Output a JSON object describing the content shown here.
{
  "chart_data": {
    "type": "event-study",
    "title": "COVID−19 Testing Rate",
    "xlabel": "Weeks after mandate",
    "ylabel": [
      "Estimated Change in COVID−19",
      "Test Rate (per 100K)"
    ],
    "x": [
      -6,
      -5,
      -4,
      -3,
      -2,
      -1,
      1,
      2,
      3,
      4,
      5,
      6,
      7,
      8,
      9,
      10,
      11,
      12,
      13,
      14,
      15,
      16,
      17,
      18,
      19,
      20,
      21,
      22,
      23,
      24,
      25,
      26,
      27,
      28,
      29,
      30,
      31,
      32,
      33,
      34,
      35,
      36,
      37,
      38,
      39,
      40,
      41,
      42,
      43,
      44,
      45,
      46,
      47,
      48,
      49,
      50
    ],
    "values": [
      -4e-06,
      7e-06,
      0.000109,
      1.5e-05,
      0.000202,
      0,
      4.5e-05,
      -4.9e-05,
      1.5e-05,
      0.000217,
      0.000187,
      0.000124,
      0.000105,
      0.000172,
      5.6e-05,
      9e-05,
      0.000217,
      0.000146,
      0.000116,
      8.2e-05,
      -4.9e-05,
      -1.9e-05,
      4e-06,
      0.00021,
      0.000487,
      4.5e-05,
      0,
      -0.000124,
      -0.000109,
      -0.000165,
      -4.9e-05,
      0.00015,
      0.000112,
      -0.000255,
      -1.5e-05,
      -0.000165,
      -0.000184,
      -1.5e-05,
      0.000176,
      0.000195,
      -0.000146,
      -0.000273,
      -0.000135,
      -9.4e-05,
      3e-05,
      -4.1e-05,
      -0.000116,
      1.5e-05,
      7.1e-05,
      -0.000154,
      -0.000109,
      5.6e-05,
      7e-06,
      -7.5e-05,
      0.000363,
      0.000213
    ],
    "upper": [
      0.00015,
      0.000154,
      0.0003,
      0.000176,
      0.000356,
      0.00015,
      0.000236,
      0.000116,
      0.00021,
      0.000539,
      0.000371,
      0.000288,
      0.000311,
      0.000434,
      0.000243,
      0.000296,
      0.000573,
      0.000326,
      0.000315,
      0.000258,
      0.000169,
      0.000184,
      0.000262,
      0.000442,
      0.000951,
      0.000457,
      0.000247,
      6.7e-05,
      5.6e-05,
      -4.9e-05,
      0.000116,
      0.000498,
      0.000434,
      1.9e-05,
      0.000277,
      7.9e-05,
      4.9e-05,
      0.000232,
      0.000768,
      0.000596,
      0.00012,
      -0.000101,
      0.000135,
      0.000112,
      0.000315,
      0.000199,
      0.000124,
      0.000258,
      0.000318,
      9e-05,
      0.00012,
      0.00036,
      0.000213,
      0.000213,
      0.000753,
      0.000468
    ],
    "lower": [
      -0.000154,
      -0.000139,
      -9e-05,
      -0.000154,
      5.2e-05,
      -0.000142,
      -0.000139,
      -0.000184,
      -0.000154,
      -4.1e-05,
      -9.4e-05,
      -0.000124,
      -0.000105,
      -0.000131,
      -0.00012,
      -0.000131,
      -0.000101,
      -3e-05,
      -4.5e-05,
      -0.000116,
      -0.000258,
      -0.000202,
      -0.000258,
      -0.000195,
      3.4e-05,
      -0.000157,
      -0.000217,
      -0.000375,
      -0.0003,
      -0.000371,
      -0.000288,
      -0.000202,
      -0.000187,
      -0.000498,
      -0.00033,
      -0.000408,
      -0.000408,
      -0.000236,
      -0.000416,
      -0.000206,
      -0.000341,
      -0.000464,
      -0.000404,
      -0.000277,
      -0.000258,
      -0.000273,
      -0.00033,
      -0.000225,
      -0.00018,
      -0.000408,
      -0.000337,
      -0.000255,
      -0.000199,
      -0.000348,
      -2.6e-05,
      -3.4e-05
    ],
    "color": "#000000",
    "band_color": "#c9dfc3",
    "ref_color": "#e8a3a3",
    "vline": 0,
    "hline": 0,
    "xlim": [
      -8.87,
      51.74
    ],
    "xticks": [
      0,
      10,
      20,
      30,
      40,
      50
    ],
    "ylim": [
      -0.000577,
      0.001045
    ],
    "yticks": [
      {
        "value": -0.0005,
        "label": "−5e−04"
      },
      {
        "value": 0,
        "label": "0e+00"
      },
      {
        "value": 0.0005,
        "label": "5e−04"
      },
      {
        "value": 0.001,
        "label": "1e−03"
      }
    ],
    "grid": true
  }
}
_ _ _ _ _
Copy every line from the entries that contains the word "Rate".

**Solution to the exercise**
    "title": "COVID−19 Testing Rate",
      "Test Rate (per 100K)"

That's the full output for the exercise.